*TO BE DONE*:
Retype all of the entries word for word.
# start of RECORDS PROVIDED
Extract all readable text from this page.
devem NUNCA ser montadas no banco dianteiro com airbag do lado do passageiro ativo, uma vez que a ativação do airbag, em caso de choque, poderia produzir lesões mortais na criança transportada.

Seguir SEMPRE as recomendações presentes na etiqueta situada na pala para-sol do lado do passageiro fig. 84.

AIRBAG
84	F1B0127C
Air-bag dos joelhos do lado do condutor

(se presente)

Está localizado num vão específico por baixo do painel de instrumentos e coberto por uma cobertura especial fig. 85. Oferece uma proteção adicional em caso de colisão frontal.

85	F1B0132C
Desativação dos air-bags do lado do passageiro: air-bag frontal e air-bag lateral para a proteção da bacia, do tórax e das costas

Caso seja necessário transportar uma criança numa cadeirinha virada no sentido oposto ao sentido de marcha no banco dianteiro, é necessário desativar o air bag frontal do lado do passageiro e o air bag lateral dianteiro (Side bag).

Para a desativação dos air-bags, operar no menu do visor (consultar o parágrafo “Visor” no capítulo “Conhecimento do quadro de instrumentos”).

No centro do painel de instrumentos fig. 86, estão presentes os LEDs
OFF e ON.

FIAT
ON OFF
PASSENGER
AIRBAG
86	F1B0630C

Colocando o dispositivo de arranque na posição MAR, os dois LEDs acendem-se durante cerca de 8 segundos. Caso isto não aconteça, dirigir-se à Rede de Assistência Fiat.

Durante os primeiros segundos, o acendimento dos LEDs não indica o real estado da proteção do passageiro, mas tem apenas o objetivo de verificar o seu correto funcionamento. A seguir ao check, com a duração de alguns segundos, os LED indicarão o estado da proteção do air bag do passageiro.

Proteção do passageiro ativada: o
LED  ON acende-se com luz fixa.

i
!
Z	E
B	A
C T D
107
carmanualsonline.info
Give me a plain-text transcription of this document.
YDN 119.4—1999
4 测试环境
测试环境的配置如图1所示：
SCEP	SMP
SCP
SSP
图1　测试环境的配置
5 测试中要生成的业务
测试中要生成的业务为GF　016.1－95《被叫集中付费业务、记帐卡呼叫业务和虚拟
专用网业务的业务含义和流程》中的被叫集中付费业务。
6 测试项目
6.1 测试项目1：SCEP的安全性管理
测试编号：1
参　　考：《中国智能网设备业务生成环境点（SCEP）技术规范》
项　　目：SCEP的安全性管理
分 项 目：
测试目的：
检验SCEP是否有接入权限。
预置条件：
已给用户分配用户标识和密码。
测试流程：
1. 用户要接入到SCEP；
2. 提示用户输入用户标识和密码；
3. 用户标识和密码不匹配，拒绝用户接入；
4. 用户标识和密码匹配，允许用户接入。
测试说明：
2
# end of RECORDS PROVIDED
*THE COMPLETED TASK*:
Extract all readable text from this page.
devem NUNCA ser montadas no banco dianteiro com airbag do lado do passageiro ativo, uma vez que a ativação do airbag, em caso de choque, poderia produzir lesões mortais na criança transportada.

Seguir SEMPRE as recomendações presentes na etiqueta situada na pala para-sol do lado do passageiro fig. 84.

AIRBAG
84	F1B0127C
Air-bag dos joelhos do lado do condutor

(se presente)

Está localizado num vão específico por baixo do painel de instrumentos e coberto por uma cobertura especial fig. 85. Oferece uma proteção adicional em caso de colisão frontal.

85	F1B0132C
Desativação dos air-bags do lado do passageiro: air-bag frontal e air-bag lateral para a proteção da bacia, do tórax e das costas

Caso seja necessário transportar uma criança numa cadeirinha virada no sentido oposto ao sentido de marcha no banco dianteiro, é necessário desativar o air bag frontal do lado do passageiro e o air bag lateral dianteiro (Side bag).

Para a desativação dos air-bags, operar no menu do visor (consultar o parágrafo “Visor” no capítulo “Conhecimento do quadro de instrumentos”).

No centro do painel de instrumentos fig. 86, estão presentes os LEDs
OFF e ON.

FIAT
ON OFF
PASSENGER
AIRBAG
86	F1B0630C

Colocando o dispositivo de arranque na posição MAR, os dois LEDs acendem-se durante cerca de 8 segundos. Caso isto não aconteça, dirigir-se à Rede de Assistência Fiat.

Durante os primeiros segundos, o acendimento dos LEDs não indica o real estado da proteção do passageiro, mas tem apenas o objetivo de verificar o seu correto funcionamento. A seguir ao check, com a duração de alguns segundos, os LED indicarão o estado da proteção do air bag do passageiro.

Proteção do passageiro ativada: o
LED  ON acende-se com luz fixa.

i
!
Z	E
B	A
C T D
107
carmanualsonline.info
Give me a plain-text transcription of this document.
YDN 119.4—1999
4 测试环境
测试环境的配置如图1所示：
SCEP	SMP
SCP
SSP
图1　测试环境的配置
5 测试中要生成的业务
测试中要生成的业务为GF　016.1－95《被叫集中付费业务、记帐卡呼叫业务和虚拟
专用网业务的业务含义和流程》中的被叫集中付费业务。
6 测试项目
6.1 测试项目1：SCEP的安全性管理
测试编号：1
参　　考：《中国智能网设备业务生成环境点（SCEP）技术规范》
项　　目：SCEP的安全性管理
分 项 目：
测试目的：
检验SCEP是否有接入权限。
预置条件：
已给用户分配用户标识和密码。
测试流程：
1. 用户要接入到SCEP；
2. 提示用户输入用户标识和密码；
3. 用户标识和密码不匹配，拒绝用户接入；
4. 用户标识和密码匹配，允许用户接入。
测试说明：
2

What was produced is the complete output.